- [EXERCISE DATA]:

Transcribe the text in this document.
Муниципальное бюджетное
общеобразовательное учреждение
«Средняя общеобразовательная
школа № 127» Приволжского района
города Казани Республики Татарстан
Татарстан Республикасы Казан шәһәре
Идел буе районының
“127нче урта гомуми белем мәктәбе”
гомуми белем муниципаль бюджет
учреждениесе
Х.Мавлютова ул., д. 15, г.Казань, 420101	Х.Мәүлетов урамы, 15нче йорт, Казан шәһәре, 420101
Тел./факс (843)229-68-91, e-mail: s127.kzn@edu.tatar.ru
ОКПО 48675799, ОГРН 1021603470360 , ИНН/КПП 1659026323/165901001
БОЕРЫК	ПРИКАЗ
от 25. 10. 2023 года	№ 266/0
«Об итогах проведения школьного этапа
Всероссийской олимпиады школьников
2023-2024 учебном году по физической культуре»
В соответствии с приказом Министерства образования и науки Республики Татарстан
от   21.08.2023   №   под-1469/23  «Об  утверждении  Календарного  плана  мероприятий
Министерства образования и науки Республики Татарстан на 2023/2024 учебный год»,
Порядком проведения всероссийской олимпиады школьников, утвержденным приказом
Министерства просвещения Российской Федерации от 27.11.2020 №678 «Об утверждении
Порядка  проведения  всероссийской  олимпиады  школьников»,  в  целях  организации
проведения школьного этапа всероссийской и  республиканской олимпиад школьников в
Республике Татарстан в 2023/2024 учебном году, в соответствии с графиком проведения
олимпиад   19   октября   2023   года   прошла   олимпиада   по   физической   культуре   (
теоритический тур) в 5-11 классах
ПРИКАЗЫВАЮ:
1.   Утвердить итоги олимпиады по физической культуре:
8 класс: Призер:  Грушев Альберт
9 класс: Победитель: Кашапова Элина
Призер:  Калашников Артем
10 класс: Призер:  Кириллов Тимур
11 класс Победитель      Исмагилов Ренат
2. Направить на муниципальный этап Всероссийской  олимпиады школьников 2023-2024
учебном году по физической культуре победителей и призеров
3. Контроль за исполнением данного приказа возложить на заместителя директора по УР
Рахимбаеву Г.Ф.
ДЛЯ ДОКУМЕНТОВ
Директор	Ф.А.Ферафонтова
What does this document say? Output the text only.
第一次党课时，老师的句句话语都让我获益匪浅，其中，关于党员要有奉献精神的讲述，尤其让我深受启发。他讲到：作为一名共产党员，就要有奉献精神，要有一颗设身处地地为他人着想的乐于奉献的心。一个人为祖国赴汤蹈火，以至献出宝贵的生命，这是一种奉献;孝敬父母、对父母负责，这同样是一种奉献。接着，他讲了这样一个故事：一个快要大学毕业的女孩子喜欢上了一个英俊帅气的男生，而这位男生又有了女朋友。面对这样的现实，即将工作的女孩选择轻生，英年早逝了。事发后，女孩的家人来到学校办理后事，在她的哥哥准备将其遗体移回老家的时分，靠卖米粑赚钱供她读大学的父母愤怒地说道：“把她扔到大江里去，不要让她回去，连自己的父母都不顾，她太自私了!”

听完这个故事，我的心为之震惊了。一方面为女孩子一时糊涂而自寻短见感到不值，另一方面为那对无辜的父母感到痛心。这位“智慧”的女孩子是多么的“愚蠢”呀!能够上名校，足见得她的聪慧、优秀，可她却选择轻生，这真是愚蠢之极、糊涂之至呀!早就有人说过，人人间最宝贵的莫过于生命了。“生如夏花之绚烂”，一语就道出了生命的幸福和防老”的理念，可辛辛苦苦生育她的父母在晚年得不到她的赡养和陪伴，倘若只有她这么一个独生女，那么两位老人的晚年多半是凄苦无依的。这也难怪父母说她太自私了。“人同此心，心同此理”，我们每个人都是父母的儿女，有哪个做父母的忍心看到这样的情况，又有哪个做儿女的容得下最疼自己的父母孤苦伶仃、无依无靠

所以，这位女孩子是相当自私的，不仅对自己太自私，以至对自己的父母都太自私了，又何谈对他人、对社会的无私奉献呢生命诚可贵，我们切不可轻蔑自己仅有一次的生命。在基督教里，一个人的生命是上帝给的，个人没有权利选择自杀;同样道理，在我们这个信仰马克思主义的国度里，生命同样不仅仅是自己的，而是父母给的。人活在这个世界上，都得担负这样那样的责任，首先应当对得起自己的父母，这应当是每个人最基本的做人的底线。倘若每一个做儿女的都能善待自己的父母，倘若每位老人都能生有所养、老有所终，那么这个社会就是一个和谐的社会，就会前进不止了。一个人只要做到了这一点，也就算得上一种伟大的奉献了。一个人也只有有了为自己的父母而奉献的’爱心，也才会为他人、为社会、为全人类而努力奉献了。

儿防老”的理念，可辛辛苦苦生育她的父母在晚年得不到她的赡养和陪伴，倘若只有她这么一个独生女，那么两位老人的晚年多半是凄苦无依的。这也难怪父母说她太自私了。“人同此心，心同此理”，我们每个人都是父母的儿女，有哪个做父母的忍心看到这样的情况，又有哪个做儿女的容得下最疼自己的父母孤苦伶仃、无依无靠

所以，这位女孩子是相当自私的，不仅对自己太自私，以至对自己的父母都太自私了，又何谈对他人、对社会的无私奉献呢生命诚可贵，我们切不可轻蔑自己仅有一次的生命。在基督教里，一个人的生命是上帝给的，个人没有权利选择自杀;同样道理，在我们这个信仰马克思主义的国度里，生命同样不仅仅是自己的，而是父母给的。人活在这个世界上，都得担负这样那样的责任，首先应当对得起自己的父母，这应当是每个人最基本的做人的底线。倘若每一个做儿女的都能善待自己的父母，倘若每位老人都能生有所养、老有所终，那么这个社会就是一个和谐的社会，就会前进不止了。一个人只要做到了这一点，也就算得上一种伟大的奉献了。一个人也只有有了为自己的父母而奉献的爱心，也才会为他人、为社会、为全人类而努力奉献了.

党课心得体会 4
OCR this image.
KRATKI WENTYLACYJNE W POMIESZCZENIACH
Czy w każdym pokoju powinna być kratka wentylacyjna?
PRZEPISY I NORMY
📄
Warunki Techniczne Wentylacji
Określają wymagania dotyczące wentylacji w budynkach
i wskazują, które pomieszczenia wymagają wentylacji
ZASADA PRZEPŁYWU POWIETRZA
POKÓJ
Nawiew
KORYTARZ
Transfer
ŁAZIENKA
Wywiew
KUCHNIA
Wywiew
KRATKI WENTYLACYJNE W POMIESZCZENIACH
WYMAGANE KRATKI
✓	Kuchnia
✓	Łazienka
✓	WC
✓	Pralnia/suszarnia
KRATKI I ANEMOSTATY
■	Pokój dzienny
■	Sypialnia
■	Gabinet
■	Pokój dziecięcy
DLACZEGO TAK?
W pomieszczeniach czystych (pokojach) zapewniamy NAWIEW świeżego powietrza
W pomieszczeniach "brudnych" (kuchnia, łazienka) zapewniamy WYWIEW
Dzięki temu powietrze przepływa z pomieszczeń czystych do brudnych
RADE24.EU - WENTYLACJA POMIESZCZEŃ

- [WORK REQUIRED]:
Set down the listing in full, keeping every word exactly as it is.

- [COMPLETED TASK]:
Transcribe the text in this document.
Муниципальное бюджетное
общеобразовательное учреждение
«Средняя общеобразовательная
школа № 127» Приволжского района
города Казани Республики Татарстан
Татарстан Республикасы Казан шәһәре
Идел буе районының
“127нче урта гомуми белем мәктәбе”
гомуми белем муниципаль бюджет
учреждениесе
Х.Мавлютова ул., д. 15, г.Казань, 420101	Х.Мәүлетов урамы, 15нче йорт, Казан шәһәре, 420101
Тел./факс (843)229-68-91, e-mail: s127.kzn@edu.tatar.ru
ОКПО 48675799, ОГРН 1021603470360 , ИНН/КПП 1659026323/165901001
БОЕРЫК	ПРИКАЗ
от 25. 10. 2023 года	№ 266/0
«Об итогах проведения школьного этапа
Всероссийской олимпиады школьников
2023-2024 учебном году по физической культуре»
В соответствии с приказом Министерства образования и науки Республики Татарстан
от   21.08.2023   №   под-1469/23  «Об  утверждении  Календарного  плана  мероприятий
Министерства образования и науки Республики Татарстан на 2023/2024 учебный год»,
Порядком проведения всероссийской олимпиады школьников, утвержденным приказом
Министерства просвещения Российской Федерации от 27.11.2020 №678 «Об утверждении
Порядка  проведения  всероссийской  олимпиады  школьников»,  в  целях  организации
проведения школьного этапа всероссийской и  республиканской олимпиад школьников в
Республике Татарстан в 2023/2024 учебном году, в соответствии с графиком проведения
олимпиад   19   октября   2023   года   прошла   олимпиада   по   физической   культуре   (
теоритический тур) в 5-11 классах
ПРИКАЗЫВАЮ:
1.   Утвердить итоги олимпиады по физической культуре:
8 класс: Призер:  Грушев Альберт
9 класс: Победитель: Кашапова Элина
Призер:  Калашников Артем
10 класс: Призер:  Кириллов Тимур
11 класс Победитель      Исмагилов Ренат
2. Направить на муниципальный этап Всероссийской  олимпиады школьников 2023-2024
учебном году по физической культуре победителей и призеров
3. Контроль за исполнением данного приказа возложить на заместителя директора по УР
Рахимбаеву Г.Ф.
ДЛЯ ДОКУМЕНТОВ
Директор	Ф.А.Ферафонтова
What does this document say? Output the text only.
第一次党课时，老师的句句话语都让我获益匪浅，其中，关于党员要有奉献精神的讲述，尤其让我深受启发。他讲到：作为一名共产党员，就要有奉献精神，要有一颗设身处地地为他人着想的乐于奉献的心。一个人为祖国赴汤蹈火，以至献出宝贵的生命，这是一种奉献;孝敬父母、对父母负责，这同样是一种奉献。接着，他讲了这样一个故事：一个快要大学毕业的女孩子喜欢上了一个英俊帅气的男生，而这位男生又有了女朋友。面对这样的现实，即将工作的女孩选择轻生，英年早逝了。事发后，女孩的家人来到学校办理后事，在她的哥哥准备将其遗体移回老家的时分，靠卖米粑赚钱供她读大学的父母愤怒地说道：“把她扔到大江里去，不要让她回去，连自己的父母都不顾，她太自私了!”

听完这个故事，我的心为之震惊了。一方面为女孩子一时糊涂而自寻短见感到不值，另一方面为那对无辜的父母感到痛心。这位“智慧”的女孩子是多么的“愚蠢”呀!能够上名校，足见得她的聪慧、优秀，可她却选择轻生，这真是愚蠢之极、糊涂之至呀!早就有人说过，人人间最宝贵的莫过于生命了。“生如夏花之绚烂”，一语就道出了生命的幸福和防老”的理念，可辛辛苦苦生育她的父母在晚年得不到她的赡养和陪伴，倘若只有她这么一个独生女，那么两位老人的晚年多半是凄苦无依的。这也难怪父母说她太自私了。“人同此心，心同此理”，我们每个人都是父母的儿女，有哪个做父母的忍心看到这样的情况，又有哪个做儿女的容得下最疼自己的父母孤苦伶仃、无依无靠

所以，这位女孩子是相当自私的，不仅对自己太自私，以至对自己的父母都太自私了，又何谈对他人、对社会的无私奉献呢生命诚可贵，我们切不可轻蔑自己仅有一次的生命。在基督教里，一个人的生命是上帝给的，个人没有权利选择自杀;同样道理，在我们这个信仰马克思主义的国度里，生命同样不仅仅是自己的，而是父母给的。人活在这个世界上，都得担负这样那样的责任，首先应当对得起自己的父母，这应当是每个人最基本的做人的底线。倘若每一个做儿女的都能善待自己的父母，倘若每位老人都能生有所养、老有所终，那么这个社会就是一个和谐的社会，就会前进不止了。一个人只要做到了这一点，也就算得上一种伟大的奉献了。一个人也只有有了为自己的父母而奉献的’爱心，也才会为他人、为社会、为全人类而努力奉献了。

儿防老”的理念，可辛辛苦苦生育她的父母在晚年得不到她的赡养和陪伴，倘若只有她这么一个独生女，那么两位老人的晚年多半是凄苦无依的。这也难怪父母说她太自私了。“人同此心，心同此理”，我们每个人都是父母的儿女，有哪个做父母的忍心看到这样的情况，又有哪个做儿女的容得下最疼自己的父母孤苦伶仃、无依无靠

所以，这位女孩子是相当自私的，不仅对自己太自私，以至对自己的父母都太自私了，又何谈对他人、对社会的无私奉献呢生命诚可贵，我们切不可轻蔑自己仅有一次的生命。在基督教里，一个人的生命是上帝给的，个人没有权利选择自杀;同样道理，在我们这个信仰马克思主义的国度里，生命同样不仅仅是自己的，而是父母给的。人活在这个世界上，都得担负这样那样的责任，首先应当对得起自己的父母，这应当是每个人最基本的做人的底线。倘若每一个做儿女的都能善待自己的父母，倘若每位老人都能生有所养、老有所终，那么这个社会就是一个和谐的社会，就会前进不止了。一个人只要做到了这一点，也就算得上一种伟大的奉献了。一个人也只有有了为自己的父母而奉献的爱心，也才会为他人、为社会、为全人类而努力奉献了.

党课心得体会 4
OCR this image.
KRATKI WENTYLACYJNE W POMIESZCZENIACH
Czy w każdym pokoju powinna być kratka wentylacyjna?
PRZEPISY I NORMY
📄
Warunki Techniczne Wentylacji
Określają wymagania dotyczące wentylacji w budynkach
i wskazują, które pomieszczenia wymagają wentylacji
ZASADA PRZEPŁYWU POWIETRZA
POKÓJ
Nawiew
KORYTARZ
Transfer
ŁAZIENKA
Wywiew
KUCHNIA
Wywiew
KRATKI WENTYLACYJNE W POMIESZCZENIACH
WYMAGANE KRATKI
✓	Kuchnia
✓	Łazienka
✓	WC
✓	Pralnia/suszarnia
KRATKI I ANEMOSTATY
■	Pokój dzienny
■	Sypialnia
■	Gabinet
■	Pokój dziecięcy
DLACZEGO TAK?
W pomieszczeniach czystych (pokojach) zapewniamy NAWIEW świeżego powietrza
W pomieszczeniach "brudnych" (kuchnia, łazienka) zapewniamy WYWIEW
Dzięki temu powietrze przepływa z pomieszczeń czystych do brudnych
RADE24.EU - WENTYLACJA POMIESZCZEŃ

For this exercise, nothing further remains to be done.